### Problem requirements
Set down each entry from the block beneath, exactly as written.

### Record list
■ ■ ■ ■ ■

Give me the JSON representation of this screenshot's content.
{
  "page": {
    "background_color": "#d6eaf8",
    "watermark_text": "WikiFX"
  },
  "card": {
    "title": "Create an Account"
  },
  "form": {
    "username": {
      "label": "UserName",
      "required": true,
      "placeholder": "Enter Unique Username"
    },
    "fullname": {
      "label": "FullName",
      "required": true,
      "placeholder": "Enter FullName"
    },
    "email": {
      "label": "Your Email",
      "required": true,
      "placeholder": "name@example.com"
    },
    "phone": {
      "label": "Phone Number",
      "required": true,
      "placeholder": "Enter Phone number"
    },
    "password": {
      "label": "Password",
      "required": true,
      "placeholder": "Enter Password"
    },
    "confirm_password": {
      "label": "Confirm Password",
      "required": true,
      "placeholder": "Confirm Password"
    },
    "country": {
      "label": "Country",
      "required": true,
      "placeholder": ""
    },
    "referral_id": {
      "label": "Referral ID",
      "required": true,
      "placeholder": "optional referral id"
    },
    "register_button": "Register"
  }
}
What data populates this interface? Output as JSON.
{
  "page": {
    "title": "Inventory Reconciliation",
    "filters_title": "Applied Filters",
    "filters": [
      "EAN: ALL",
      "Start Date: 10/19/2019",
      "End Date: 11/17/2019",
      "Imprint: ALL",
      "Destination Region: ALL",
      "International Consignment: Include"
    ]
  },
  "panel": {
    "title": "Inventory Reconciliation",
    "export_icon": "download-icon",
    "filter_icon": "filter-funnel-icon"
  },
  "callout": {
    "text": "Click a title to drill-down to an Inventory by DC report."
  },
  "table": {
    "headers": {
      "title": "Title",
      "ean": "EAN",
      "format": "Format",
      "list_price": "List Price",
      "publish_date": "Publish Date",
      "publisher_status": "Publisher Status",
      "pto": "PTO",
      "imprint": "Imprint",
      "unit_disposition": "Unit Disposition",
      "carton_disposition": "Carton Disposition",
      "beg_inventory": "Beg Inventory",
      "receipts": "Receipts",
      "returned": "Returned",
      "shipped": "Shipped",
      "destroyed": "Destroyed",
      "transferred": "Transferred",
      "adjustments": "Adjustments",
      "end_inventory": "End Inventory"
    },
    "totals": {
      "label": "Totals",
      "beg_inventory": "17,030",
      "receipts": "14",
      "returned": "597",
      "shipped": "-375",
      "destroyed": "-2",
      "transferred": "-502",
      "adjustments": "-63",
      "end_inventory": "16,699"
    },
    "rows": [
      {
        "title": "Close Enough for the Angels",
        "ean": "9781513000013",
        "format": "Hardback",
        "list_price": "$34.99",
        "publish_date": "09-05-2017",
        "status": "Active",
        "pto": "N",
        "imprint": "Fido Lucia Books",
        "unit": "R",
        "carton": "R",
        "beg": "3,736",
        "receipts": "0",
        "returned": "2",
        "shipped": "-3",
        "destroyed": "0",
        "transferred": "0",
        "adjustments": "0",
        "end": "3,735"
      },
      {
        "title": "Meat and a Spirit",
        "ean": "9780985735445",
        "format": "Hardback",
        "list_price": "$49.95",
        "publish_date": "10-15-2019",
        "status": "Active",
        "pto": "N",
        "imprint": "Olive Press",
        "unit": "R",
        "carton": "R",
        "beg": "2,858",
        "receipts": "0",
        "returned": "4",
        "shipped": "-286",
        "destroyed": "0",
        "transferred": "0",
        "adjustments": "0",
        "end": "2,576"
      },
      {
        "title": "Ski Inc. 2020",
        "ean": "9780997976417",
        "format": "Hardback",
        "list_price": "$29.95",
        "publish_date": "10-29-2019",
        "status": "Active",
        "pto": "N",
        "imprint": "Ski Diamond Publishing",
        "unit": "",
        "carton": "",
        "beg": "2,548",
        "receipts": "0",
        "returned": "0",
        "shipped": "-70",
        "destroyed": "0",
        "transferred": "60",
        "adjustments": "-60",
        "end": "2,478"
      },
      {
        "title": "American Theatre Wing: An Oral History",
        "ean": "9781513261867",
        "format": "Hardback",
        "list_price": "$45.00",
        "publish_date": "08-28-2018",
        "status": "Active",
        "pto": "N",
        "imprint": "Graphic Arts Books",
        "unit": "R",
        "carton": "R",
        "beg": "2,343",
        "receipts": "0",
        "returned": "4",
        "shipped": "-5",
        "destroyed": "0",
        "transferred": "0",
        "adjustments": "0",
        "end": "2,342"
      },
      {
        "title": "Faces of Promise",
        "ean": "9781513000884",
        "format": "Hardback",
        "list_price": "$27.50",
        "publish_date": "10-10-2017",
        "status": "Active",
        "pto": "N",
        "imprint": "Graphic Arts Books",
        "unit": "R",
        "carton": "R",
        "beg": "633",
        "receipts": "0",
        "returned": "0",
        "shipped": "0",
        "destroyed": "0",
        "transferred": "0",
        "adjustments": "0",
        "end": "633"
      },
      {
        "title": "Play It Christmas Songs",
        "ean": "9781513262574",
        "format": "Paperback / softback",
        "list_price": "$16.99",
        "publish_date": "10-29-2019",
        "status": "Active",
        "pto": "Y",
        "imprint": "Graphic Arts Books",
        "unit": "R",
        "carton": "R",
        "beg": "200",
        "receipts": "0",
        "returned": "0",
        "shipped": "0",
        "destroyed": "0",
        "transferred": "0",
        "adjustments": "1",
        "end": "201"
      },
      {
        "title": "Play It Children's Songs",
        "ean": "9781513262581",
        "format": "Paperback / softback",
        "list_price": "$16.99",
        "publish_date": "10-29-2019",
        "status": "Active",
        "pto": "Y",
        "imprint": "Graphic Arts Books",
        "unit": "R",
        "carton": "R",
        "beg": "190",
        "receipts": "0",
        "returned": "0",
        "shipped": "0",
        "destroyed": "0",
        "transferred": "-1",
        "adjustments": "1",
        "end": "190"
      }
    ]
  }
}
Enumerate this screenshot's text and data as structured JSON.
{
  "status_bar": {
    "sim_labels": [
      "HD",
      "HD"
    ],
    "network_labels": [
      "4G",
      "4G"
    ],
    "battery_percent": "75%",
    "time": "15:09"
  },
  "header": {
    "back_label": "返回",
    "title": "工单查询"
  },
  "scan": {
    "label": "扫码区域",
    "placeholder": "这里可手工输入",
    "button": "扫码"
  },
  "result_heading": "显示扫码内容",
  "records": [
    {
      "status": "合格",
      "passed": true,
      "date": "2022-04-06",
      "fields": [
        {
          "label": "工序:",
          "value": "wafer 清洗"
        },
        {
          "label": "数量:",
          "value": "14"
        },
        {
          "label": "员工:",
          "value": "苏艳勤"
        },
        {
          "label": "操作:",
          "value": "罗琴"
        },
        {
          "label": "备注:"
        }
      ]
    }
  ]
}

■ ■ ■ ■ ■

### Solution for this task
Give me the JSON representation of this screenshot's content.
{
  "page": {
    "background_color": "#d6eaf8",
    "watermark_text": "WikiFX"
  },
  "card": {
    "title": "Create an Account"
  },
  "form": {
    "username": {
      "label": "UserName",
      "required": true,
      "placeholder": "Enter Unique Username"
    },
    "fullname": {
      "label": "FullName",
      "required": true,
      "placeholder": "Enter FullName"
    },
    "email": {
      "label": "Your Email",
      "required": true,
      "placeholder": "name@example.com"
    },
    "phone": {
      "label": "Phone Number",
      "required": true,
      "placeholder": "Enter Phone number"
    },
    "password": {
      "label": "Password",
      "required": true,
      "placeholder": "Enter Password"
    },
    "confirm_password": {
      "label": "Confirm Password",
      "required": true,
      "placeholder": "Confirm Password"
    },
    "country": {
      "label": "Country",
      "required": true,
      "placeholder": ""
    },
    "referral_id": {
      "label": "Referral ID",
      "required": true,
      "placeholder": "optional referral id"
    },
    "register_button": "Register"
  }
}
What data populates this interface? Output as JSON.
{
  "page": {
    "title": "Inventory Reconciliation",
    "filters_title": "Applied Filters",
    "filters": [
      "EAN: ALL",
      "Start Date: 10/19/2019",
      "End Date: 11/17/2019",
      "Imprint: ALL",
      "Destination Region: ALL",
      "International Consignment: Include"
    ]
  },
  "panel": {
    "title": "Inventory Reconciliation",
    "export_icon": "download-icon",
    "filter_icon": "filter-funnel-icon"
  },
  "callout": {
    "text": "Click a title to drill-down to an Inventory by DC report."
  },
  "table": {
    "headers": {
      "title": "Title",
      "ean": "EAN",
      "format": "Format",
      "list_price": "List Price",
      "publish_date": "Publish Date",
      "publisher_status": "Publisher Status",
      "pto": "PTO",
      "imprint": "Imprint",
      "unit_disposition": "Unit Disposition",
      "carton_disposition": "Carton Disposition",
      "beg_inventory": "Beg Inventory",
      "receipts": "Receipts",
      "returned": "Returned",
      "shipped": "Shipped",
      "destroyed": "Destroyed",
      "transferred": "Transferred",
      "adjustments": "Adjustments",
      "end_inventory": "End Inventory"
    },
    "totals": {
      "label": "Totals",
      "beg_inventory": "17,030",
      "receipts": "14",
      "returned": "597",
      "shipped": "-375",
      "destroyed": "-2",
      "transferred": "-502",
      "adjustments": "-63",
      "end_inventory": "16,699"
    },
    "rows": [
      {
        "title": "Close Enough for the Angels",
        "ean": "9781513000013",
        "format": "Hardback",
        "list_price": "$34.99",
        "publish_date": "09-05-2017",
        "status": "Active",
        "pto": "N",
        "imprint": "Fido Lucia Books",
        "unit": "R",
        "carton": "R",
        "beg": "3,736",
        "receipts": "0",
        "returned": "2",
        "shipped": "-3",
        "destroyed": "0",
        "transferred": "0",
        "adjustments": "0",
        "end": "3,735"
      },
      {
        "title": "Meat and a Spirit",
        "ean": "9780985735445",
        "format": "Hardback",
        "list_price": "$49.95",
        "publish_date": "10-15-2019",
        "status": "Active",
        "pto": "N",
        "imprint": "Olive Press",
        "unit": "R",
        "carton": "R",
        "beg": "2,858",
        "receipts": "0",
        "returned": "4",
        "shipped": "-286",
        "destroyed": "0",
        "transferred": "0",
        "adjustments": "0",
        "end": "2,576"
      },
      {
        "title": "Ski Inc. 2020",
        "ean": "9780997976417",
        "format": "Hardback",
        "list_price": "$29.95",
        "publish_date": "10-29-2019",
        "status": "Active",
        "pto": "N",
        "imprint": "Ski Diamond Publishing",
        "unit": "",
        "carton": "",
        "beg": "2,548",
        "receipts": "0",
        "returned": "0",
        "shipped": "-70",
        "destroyed": "0",
        "transferred": "60",
        "adjustments": "-60",
        "end": "2,478"
      },
      {
        "title": "American Theatre Wing: An Oral History",
        "ean": "9781513261867",
        "format": "Hardback",
        "list_price": "$45.00",
        "publish_date": "08-28-2018",
        "status": "Active",
        "pto": "N",
        "imprint": "Graphic Arts Books",
        "unit": "R",
        "carton": "R",
        "beg": "2,343",
        "receipts": "0",
        "returned": "4",
        "shipped": "-5",
        "destroyed": "0",
        "transferred": "0",
        "adjustments": "0",
        "end": "2,342"
      },
      {
        "title": "Faces of Promise",
        "ean": "9781513000884",
        "format": "Hardback",
        "list_price": "$27.50",
        "publish_date": "10-10-2017",
        "status": "Active",
        "pto": "N",
        "imprint": "Graphic Arts Books",
        "unit": "R",
        "carton": "R",
        "beg": "633",
        "receipts": "0",
        "returned": "0",
        "shipped": "0",
        "destroyed": "0",
        "transferred": "0",
        "adjustments": "0",
        "end": "633"
      },
      {
        "title": "Play It Christmas Songs",
        "ean": "9781513262574",
        "format": "Paperback / softback",
        "list_price": "$16.99",
        "publish_date": "10-29-2019",
        "status": "Active",
        "pto": "Y",
        "imprint": "Graphic Arts Books",
        "unit": "R",
        "carton": "R",
        "beg": "200",
        "receipts": "0",
        "returned": "0",
        "shipped": "0",
        "destroyed": "0",
        "transferred": "0",
        "adjustments": "1",
        "end": "201"
      },
      {
        "title": "Play It Children's Songs",
        "ean": "9781513262581",
        "format": "Paperback / softback",
        "list_price": "$16.99",
        "publish_date": "10-29-2019",
        "status": "Active",
        "pto": "Y",
        "imprint": "Graphic Arts Books",
        "unit": "R",
        "carton": "R",
        "beg": "190",
        "receipts": "0",
        "returned": "0",
        "shipped": "0",
        "destroyed": "0",
        "transferred": "-1",
        "adjustments": "1",
        "end": "190"
      }
    ]
  }
}
Enumerate this screenshot's text and data as structured JSON.
{
  "status_bar": {
    "sim_labels": [
      "HD",
      "HD"
    ],
    "network_labels": [
      "4G",
      "4G"
    ],
    "battery_percent": "75%",
    "time": "15:09"
  },
  "header": {
    "back_label": "返回",
    "title": "工单查询"
  },
  "scan": {
    "label": "扫码区域",
    "placeholder": "这里可手工输入",
    "button": "扫码"
  },
  "result_heading": "显示扫码内容",
  "records": [
    {
      "status": "合格",
      "passed": true,
      "date": "2022-04-06",
      "fields": [
        {
          "label": "工序:",
          "value": "wafer 清洗"
        },
        {
          "label": "数量:",
          "value": "14"
        },
        {
          "label": "员工:",
          "value": "苏艳勤"
        },
        {
          "label": "操作:",
          "value": "罗琴"
        },
        {
          "label": "备注:"
        }
      ]
    }
  ]
}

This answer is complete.